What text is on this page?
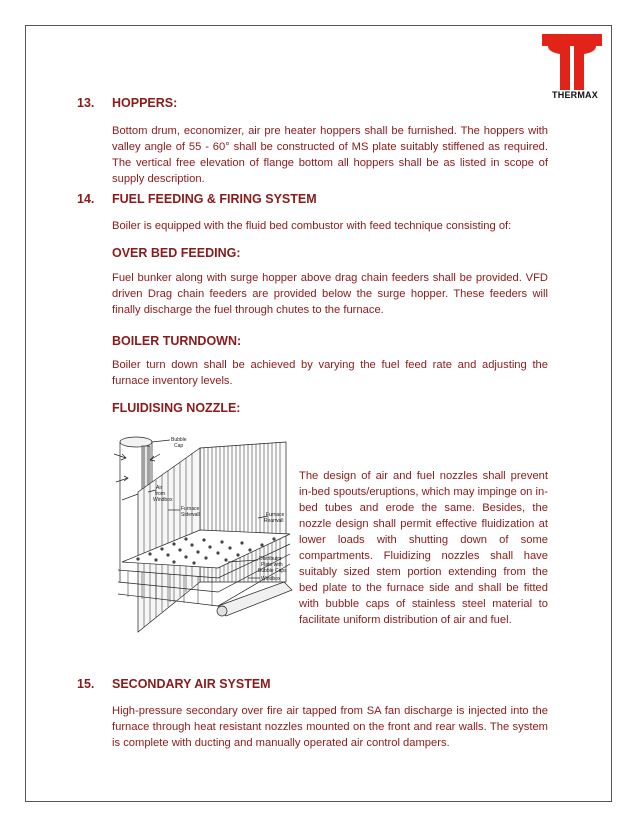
THERMAX
13. HOPPERS:
Bottom drum, economizer, air pre heater hoppers shall be furnished. The hoppers with valley angle of 55 - 60° shall be constructed of MS plate suitably stiffened as required. The vertical free elevation of flange bottom all hoppers shall be as listed in scope of supply description.
14. FUEL FEEDING & FIRING SYSTEM
Boiler is equipped with the fluid bed combustor with feed technique consisting of:
OVER BED FEEDING:
Fuel bunker along with surge hopper above drag chain feeders shall be provided. VFD driven Drag chain feeders are provided below the surge hopper. These feeders will finally discharge the fuel through chutes to the furnace.
BOILER TURNDOWN:
Boiler turn down shall be achieved by varying the fuel feed rate and adjusting the furnace inventory levels.
FLUIDISING NOZZLE:
The design of air and fuel nozzles shall prevent in-bed spouts/eruptions, which may impinge on in-bed tubes and erode the same. Besides, the nozzle design shall permit effective fluidization at lower loads with shutting down of some compartments. Fluidizing nozzles shall have suitably sized stem portion extending from the bed plate to the furnace side and shall be fitted with bubble caps of stainless steel material to facilitate uniform distribution of air and fuel.
Bubble
Cap
Air
from
Windbox
Furnace
Sidewall	Furnace
Rearwall
Distributor
Plate with
Bubble Caps
Windbox
15. SECONDARY AIR SYSTEM
High-pressure secondary over fire air tapped from SA fan discharge is injected into the furnace through heat resistant nozzles mounted on the front and rear walls. The system is complete with ducting and manually operated air control dampers.
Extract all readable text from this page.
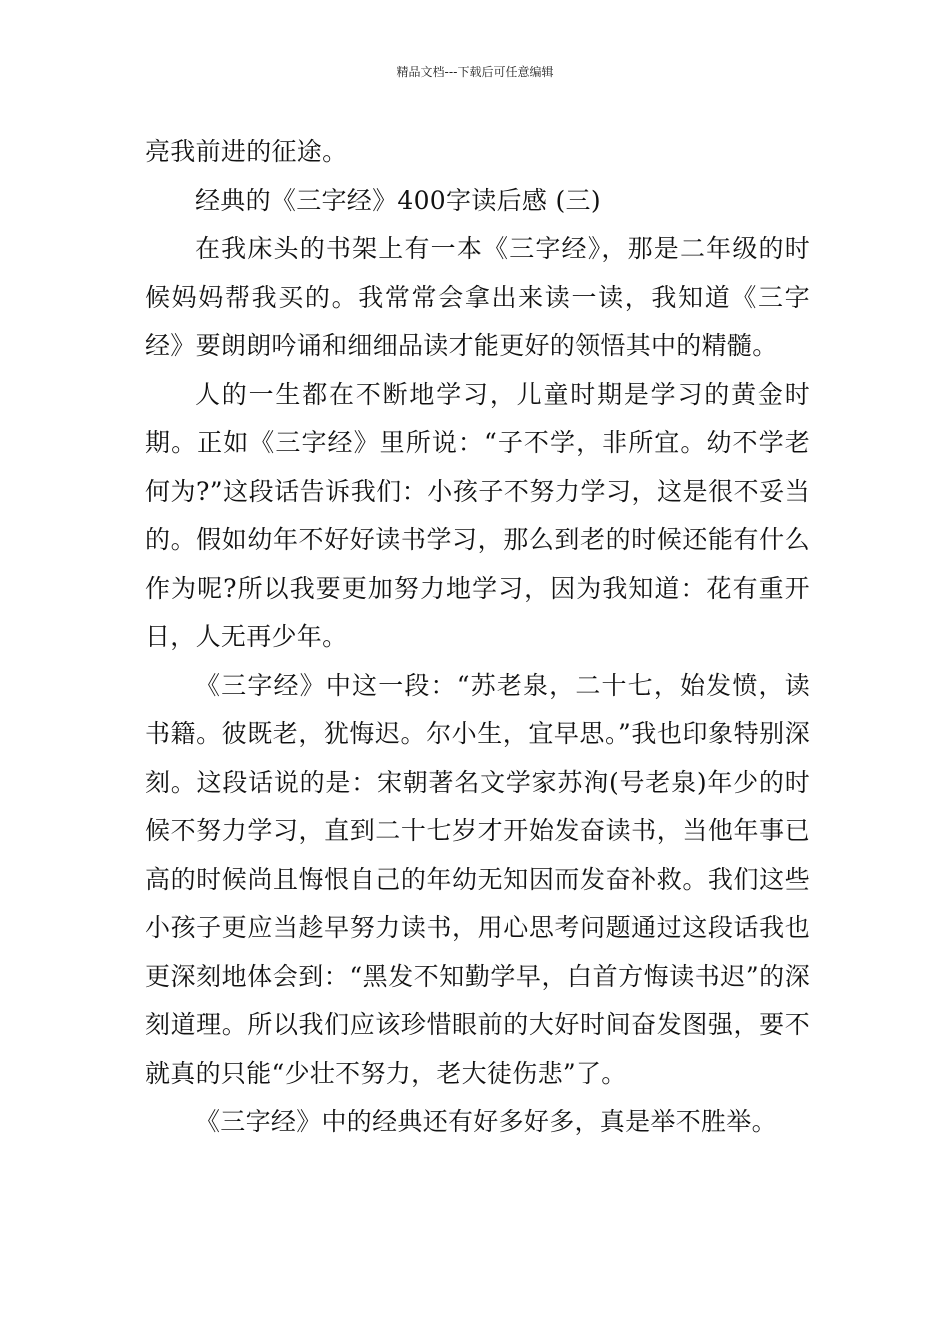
精品文档---下载后可任意编辑

亮我前进的征途。

经典的《三字经》400字读后感 (三)

在我床头的书架上有一本《三字经》，那是二年级的时候妈妈帮我买的。我常常会拿出来读一读，我知道《三字经》要朗朗吟诵和细细品读才能更好的领悟其中的精髓。

人的一生都在不断地学习，儿童时期是学习的黄金时期。正如《三字经》里所说：“子不学，非所宜。幼不学老何为?”这段话告诉我们：小孩子不努力学习，这是很不妥当的。假如幼年不好好读书学习，那么到老的时候还能有什么作为呢?所以我要更加努力地学习，因为我知道：花有重开日，人无再少年。

《三字经》中这一段：“苏老泉，二十七，始发愤，读书籍。彼既老，犹悔迟。尔小生，宜早思。”我也印象特别深刻。这段话说的是：宋朝著名文学家苏洵(号老泉)年少的时候不努力学习，直到二十七岁才开始发奋读书，当他年事已高的时候尚且悔恨自己的年幼无知因而发奋补救。我们这些小孩子更应当趁早努力读书，用心思考问题通过这段话我也更深刻地体会到：“黑发不知勤学早，白首方悔读书迟”的深刻道理。所以我们应该珍惜眼前的大好时间奋发图强，要不就真的只能“少壮不努力，老大徒伤悲”了。

《三字经》中的经典还有好多好多，真是举不胜举。
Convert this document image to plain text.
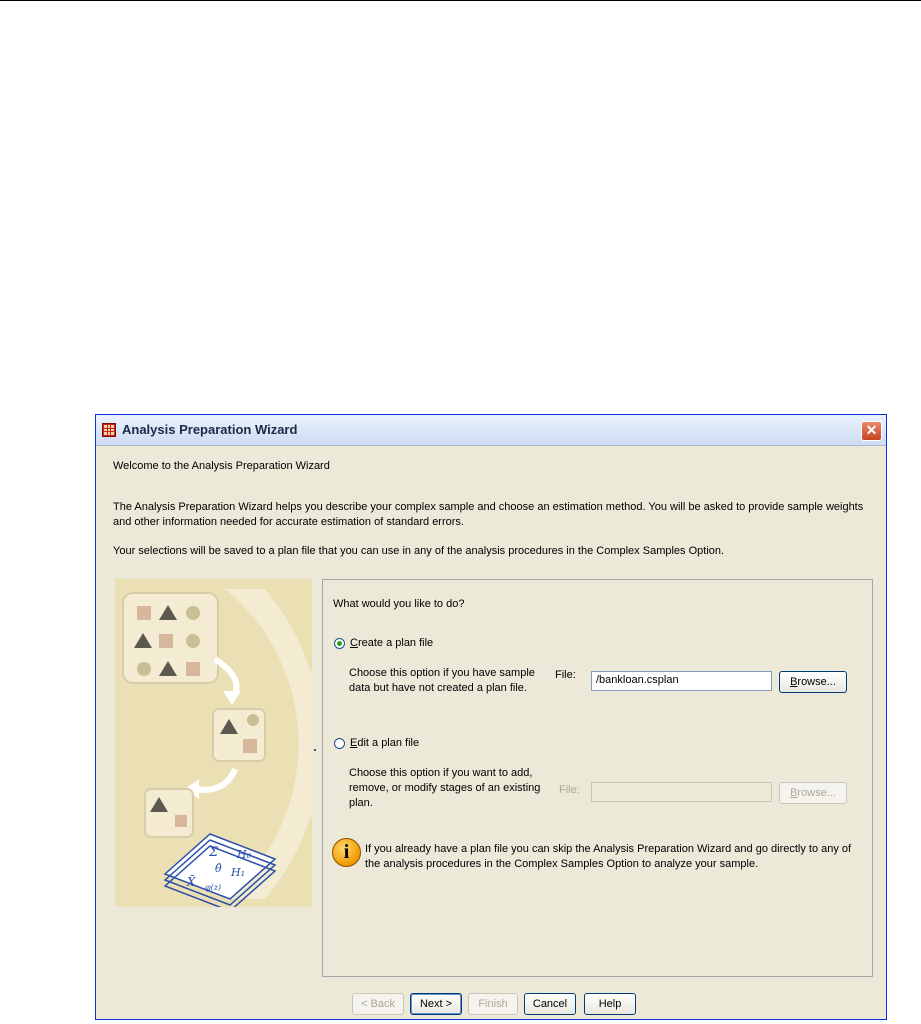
Analysis Preparation Wizard	✕
Welcome to the Analysis Preparation Wizard
The Analysis Preparation Wizard helps you describe your complex sample and choose an estimation method. You will be asked to provide sample weights and other information needed for accurate estimation of standard errors.
Your selections will be saved to a plan file that you can use in any of the analysis procedures in the Complex Samples Option.
Σ H₀
θ̂ H₁
X̄ φ(z)
What would you like to do?
Create a plan file
Choose this option if you have sample data but have not created a plan file.
File:	/bankloan.csplan	Browse...
Edit a plan file
Choose this option if you want to add, remove, or modify stages of an existing plan.
File:	Browse...
i	If you already have a plan file you can skip the Analysis Preparation Wizard and go directly to any of the analysis procedures in the Complex Samples Option to analyze your sample.
< Back	Next >	Finish	Cancel	Help
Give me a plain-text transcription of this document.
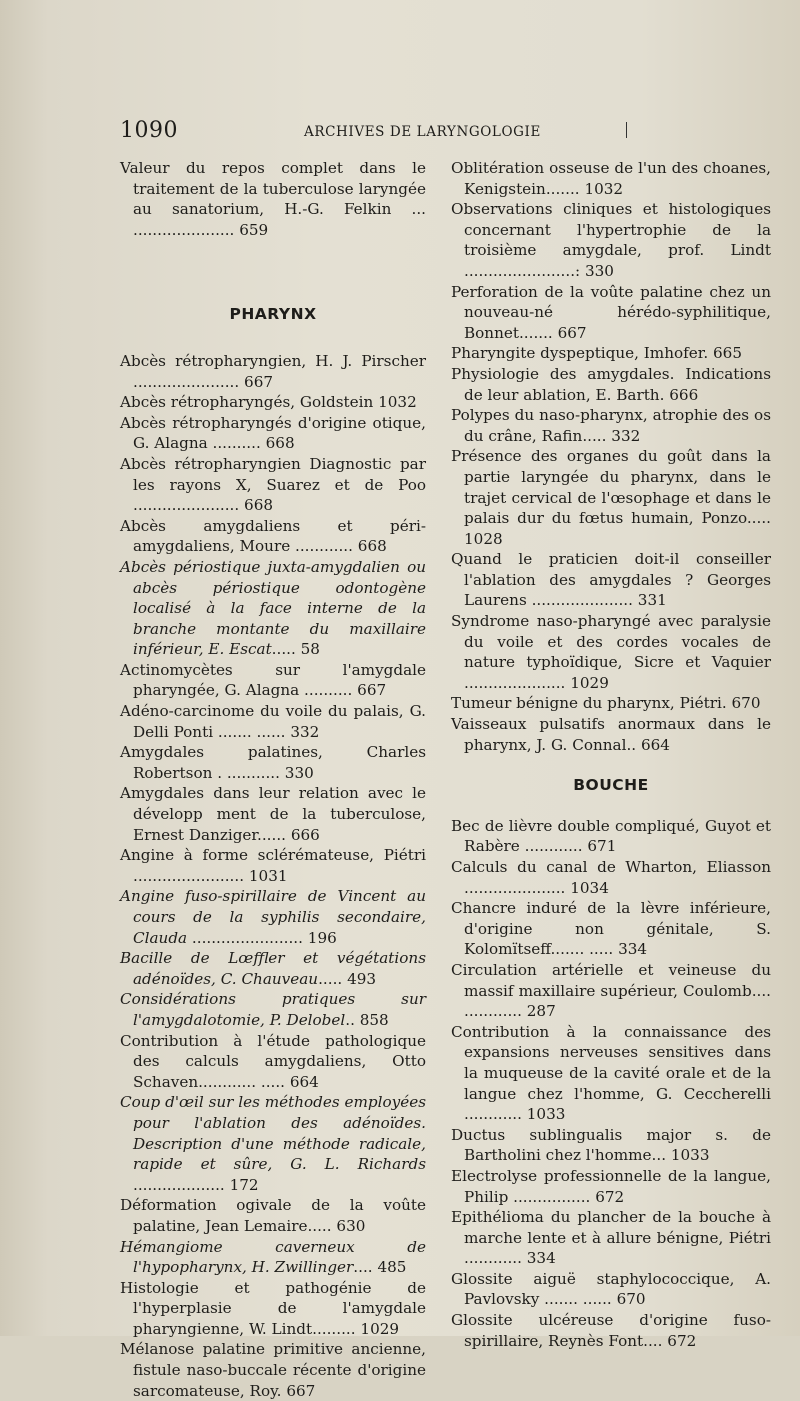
1090	ARCHIVES DE LARYNGOLOGIE
Valeur du repos complet dans le traitement de la tuberculose laryngée au sanatorium, H.-G. Felkin ... ..................... 659
PHARYNX
Abcès rétropharyngien, H. J. Pirscher ...................... 667
Abcès rétropharyngés, Goldstein 1032
Abcès rétropharyngés d'origine otique, G. Alagna .......... 668
Abcès rétropharyngien Diagnostic par les rayons X, Suarez et de Poo ...................... 668
Abcès amygdaliens et péri-amygdaliens, Moure ............ 668
Abcès périostique juxta-amygdalien ou abcès périostique odontogène localisé à la face interne de la branche montante du maxillaire inférieur, E. Escat..... 58
Actinomycètes sur l'amygdale pharyngée, G. Alagna .......... 667
Adéno-carcinome du voile du palais, G. Delli Ponti ....... ...... 332
Amygdales palatines, Charles Robertson . ........... 330
Amygdales dans leur relation avec le développ ment de la tuberculose, Ernest Danziger...... 666
Angine à forme sclérémateuse, Piétri ....................... 1031
Angine fuso-spirillaire de Vincent au cours de la syphilis secondaire, Clauda ....................... 196
Bacille de Lœffler et végétations adénoïdes, C. Chauveau..... 493
Considérations pratiques sur l'amygdalotomie, P. Delobel.. 858
Contribution à l'étude pathologique des calculs amygdaliens, Otto Schaven............ ..... 664
Coup d'œil sur les méthodes employées pour l'ablation des adénoïdes. Description d'une méthode radicale, rapide et sûre, G. L. Richards ................... 172
Déformation ogivale de la voûte palatine, Jean Lemaire..... 630
Hémangiome caverneux de l'hypopharynx, H. Zwillinger.... 485
Histologie et pathogénie de l'hyperplasie de l'amygdale pharyngienne, W. Lindt......... 1029
Mélanose palatine primitive ancienne, fistule naso-buccale récente d'origine sarcomateuse, Roy. 667
Oblitération osseuse de l'un des choanes, Kenigstein....... 1032
Observations cliniques et histologiques concernant l'hypertrophie de la troisième amygdale, prof. Lindt .......................: 330
Perforation de la voûte palatine chez un nouveau-né hérédo-syphilitique, Bonnet....... 667
Pharyngite dyspeptique, Imhofer. 665
Physiologie des amygdales. Indications de leur ablation, E. Barth. 666
Polypes du naso-pharynx, atrophie des os du crâne, Rafin..... 332
Présence des organes du goût dans la partie laryngée du pharynx, dans le trajet cervical de l'œsophage et dans le palais dur du fœtus humain, Ponzo..... 1028
Quand le praticien doit-il conseiller l'ablation des amygdales ? Georges Laurens ..................... 331
Syndrome naso-pharyngé avec paralysie du voile et des cordes vocales de nature typhoïdique, Sicre et Vaquier ..................... 1029
Tumeur bénigne du pharynx, Piétri. 670
Vaisseaux pulsatifs anormaux dans le pharynx, J. G. Connal.. 664
BOUCHE
Bec de lièvre double compliqué, Guyot et Rabère ............ 671
Calculs du canal de Wharton, Eliasson ..................... 1034
Chancre induré de la lèvre inférieure, d'origine non génitale, S. Kolomïtseff....... ..... 334
Circulation artérielle et veineuse du massif maxillaire supérieur, Coulomb.... ............ 287
Contribution à la connaissance des expansions nerveuses sensitives dans la muqueuse de la cavité orale et de la langue chez l'homme, G. Ceccherelli ............ 1033
Ductus sublingualis major s. de Bartholini chez l'homme... 1033
Electrolyse professionnelle de la langue, Philip ................ 672
Epithélioma du plancher de la bouche à marche lente et à allure bénigne, Piétri ............ 334
Glossite aiguë staphylococcique, A. Pavlovsky ....... ...... 670
Glossite ulcéreuse d'origine fuso-spirillaire, Reynès Font.... 672
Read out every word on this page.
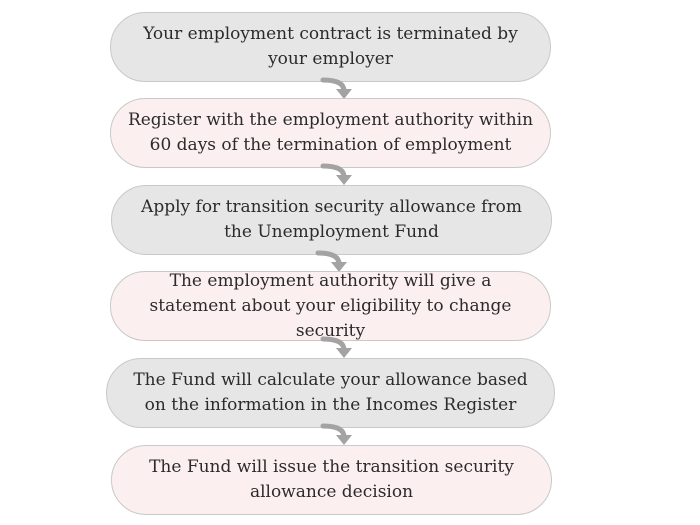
Your employment contract is terminated by your employer
Register with the employment authority within 60 days of the termination of employment
Apply for transition security allowance from the Unemployment Fund
The employment authority will give a statement about your eligibility to change security
The Fund will calculate your allowance based on the information in the Incomes Register
The Fund will issue the transition security allowance decision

_ _ _

WORK TO DO: Copy the material above exactly and drop the pictures.

CORRECT ANSWER:
What text is on this page?
THERMAX
13. HOPPERS:
Bottom drum, economizer, air pre heater hoppers shall be furnished. The hoppers with valley angle of 55 - 60° shall be constructed of MS plate suitably stiffened as required. The vertical free elevation of flange bottom all hoppers shall be as listed in scope of supply description.
14. FUEL FEEDING & FIRING SYSTEM
Boiler is equipped with the fluid bed combustor with feed technique consisting of:
OVER BED FEEDING:
Fuel bunker along with surge hopper above drag chain feeders shall be provided. VFD driven Drag chain feeders are provided below the surge hopper. These feeders will finally discharge the fuel through chutes to the furnace.
BOILER TURNDOWN:
Boiler turn down shall be achieved by varying the fuel feed rate and adjusting the furnace inventory levels.
FLUIDISING NOZZLE:
The design of air and fuel nozzles shall prevent in-bed spouts/eruptions, which may impinge on in-bed tubes and erode the same. Besides, the nozzle design shall permit effective fluidization at lower loads with shutting down of some compartments. Fluidizing nozzles shall have suitably sized stem portion extending from the bed plate to the furnace side and shall be fitted with bubble caps of stainless steel material to facilitate uniform distribution of air and fuel.
Bubble
Cap
Air
from
Windbox
Furnace
Sidewall	Furnace
Rearwall
Distributor
Plate with
Bubble Caps
Windbox
15. SECONDARY AIR SYSTEM
High-pressure secondary over fire air tapped from SA fan discharge is injected into the furnace through heat resistant nozzles mounted on the front and rear walls. The system is complete with ducting and manually operated air control dampers.
Extract all readable text from this page.
精品文档---下载后可任意编辑

亮我前进的征途。

经典的《三字经》400字读后感 (三)

在我床头的书架上有一本《三字经》，那是二年级的时候妈妈帮我买的。我常常会拿出来读一读，我知道《三字经》要朗朗吟诵和细细品读才能更好的领悟其中的精髓。

人的一生都在不断地学习，儿童时期是学习的黄金时期。正如《三字经》里所说：“子不学，非所宜。幼不学老何为?”这段话告诉我们：小孩子不努力学习，这是很不妥当的。假如幼年不好好读书学习，那么到老的时候还能有什么作为呢?所以我要更加努力地学习，因为我知道：花有重开日，人无再少年。

《三字经》中这一段：“苏老泉，二十七，始发愤，读书籍。彼既老，犹悔迟。尔小生，宜早思。”我也印象特别深刻。这段话说的是：宋朝著名文学家苏洵(号老泉)年少的时候不努力学习，直到二十七岁才开始发奋读书，当他年事已高的时候尚且悔恨自己的年幼无知因而发奋补救。我们这些小孩子更应当趁早努力读书，用心思考问题通过这段话我也更深刻地体会到：“黑发不知勤学早，白首方悔读书迟”的深刻道理。所以我们应该珍惜眼前的大好时间奋发图强，要不就真的只能“少壮不努力，老大徒伤悲”了。

《三字经》中的经典还有好多好多，真是举不胜举。
Convert this document image to plain text.
Analysis Preparation Wizard	✕
Welcome to the Analysis Preparation Wizard
The Analysis Preparation Wizard helps you describe your complex sample and choose an estimation method. You will be asked to provide sample weights and other information needed for accurate estimation of standard errors.
Your selections will be saved to a plan file that you can use in any of the analysis procedures in the Complex Samples Option.
Σ H₀
θ̂ H₁
X̄ φ(z)
What would you like to do?
Create a plan file
Choose this option if you have sample data but have not created a plan file.
File:	/bankloan.csplan	Browse...
Edit a plan file
Choose this option if you want to add, remove, or modify stages of an existing plan.
File:	Browse...
i	If you already have a plan file you can skip the Analysis Preparation Wizard and go directly to any of the analysis procedures in the Complex Samples Option to analyze your sample.
< Back	Next >	Finish	Cancel	Help
Give me a plain-text transcription of this document.
1090	ARCHIVES DE LARYNGOLOGIE
Valeur du repos complet dans le traitement de la tuberculose laryngée au sanatorium, H.-G. Felkin ... ..................... 659
PHARYNX
Abcès rétropharyngien, H. J. Pirscher ...................... 667
Abcès rétropharyngés, Goldstein 1032
Abcès rétropharyngés d'origine otique, G. Alagna .......... 668
Abcès rétropharyngien Diagnostic par les rayons X, Suarez et de Poo ...................... 668
Abcès amygdaliens et péri-amygdaliens, Moure ............ 668
Abcès périostique juxta-amygdalien ou abcès périostique odontogène localisé à la face interne de la branche montante du maxillaire inférieur, E. Escat..... 58
Actinomycètes sur l'amygdale pharyngée, G. Alagna .......... 667
Adéno-carcinome du voile du palais, G. Delli Ponti ....... ...... 332
Amygdales palatines, Charles Robertson . ........... 330
Amygdales dans leur relation avec le développ ment de la tuberculose, Ernest Danziger...... 666
Angine à forme sclérémateuse, Piétri ....................... 1031
Angine fuso-spirillaire de Vincent au cours de la syphilis secondaire, Clauda ....................... 196
Bacille de Lœffler et végétations adénoïdes, C. Chauveau..... 493
Considérations pratiques sur l'amygdalotomie, P. Delobel.. 858
Contribution à l'étude pathologique des calculs amygdaliens, Otto Schaven............ ..... 664
Coup d'œil sur les méthodes employées pour l'ablation des adénoïdes. Description d'une méthode radicale, rapide et sûre, G. L. Richards ................... 172
Déformation ogivale de la voûte palatine, Jean Lemaire..... 630
Hémangiome caverneux de l'hypopharynx, H. Zwillinger.... 485
Histologie et pathogénie de l'hyperplasie de l'amygdale pharyngienne, W. Lindt......... 1029
Mélanose palatine primitive ancienne, fistule naso-buccale récente d'origine sarcomateuse, Roy. 667
Oblitération osseuse de l'un des choanes, Kenigstein....... 1032
Observations cliniques et histologiques concernant l'hypertrophie de la troisième amygdale, prof. Lindt .......................: 330
Perforation de la voûte palatine chez un nouveau-né hérédo-syphilitique, Bonnet....... 667
Pharyngite dyspeptique, Imhofer. 665
Physiologie des amygdales. Indications de leur ablation, E. Barth. 666
Polypes du naso-pharynx, atrophie des os du crâne, Rafin..... 332
Présence des organes du goût dans la partie laryngée du pharynx, dans le trajet cervical de l'œsophage et dans le palais dur du fœtus humain, Ponzo..... 1028
Quand le praticien doit-il conseiller l'ablation des amygdales ? Georges Laurens ..................... 331
Syndrome naso-pharyngé avec paralysie du voile et des cordes vocales de nature typhoïdique, Sicre et Vaquier ..................... 1029
Tumeur bénigne du pharynx, Piétri. 670
Vaisseaux pulsatifs anormaux dans le pharynx, J. G. Connal.. 664
BOUCHE
Bec de lièvre double compliqué, Guyot et Rabère ............ 671
Calculs du canal de Wharton, Eliasson ..................... 1034
Chancre induré de la lèvre inférieure, d'origine non génitale, S. Kolomïtseff....... ..... 334
Circulation artérielle et veineuse du massif maxillaire supérieur, Coulomb.... ............ 287
Contribution à la connaissance des expansions nerveuses sensitives dans la muqueuse de la cavité orale et de la langue chez l'homme, G. Ceccherelli ............ 1033
Ductus sublingualis major s. de Bartholini chez l'homme... 1033
Electrolyse professionnelle de la langue, Philip ................ 672
Epithélioma du plancher de la bouche à marche lente et à allure bénigne, Piétri ............ 334
Glossite aiguë staphylococcique, A. Pavlovsky ....... ...... 670
Glossite ulcéreuse d'origine fuso-spirillaire, Reynès Font.... 672
Read out every word on this page.
Your employment contract is terminated by your employer
Register with the employment authority within 60 days of the termination of employment
Apply for transition security allowance from the Unemployment Fund
The employment authority will give a statement about your eligibility to change security
The Fund will calculate your allowance based on the information in the Incomes Register
The Fund will issue the transition security allowance decision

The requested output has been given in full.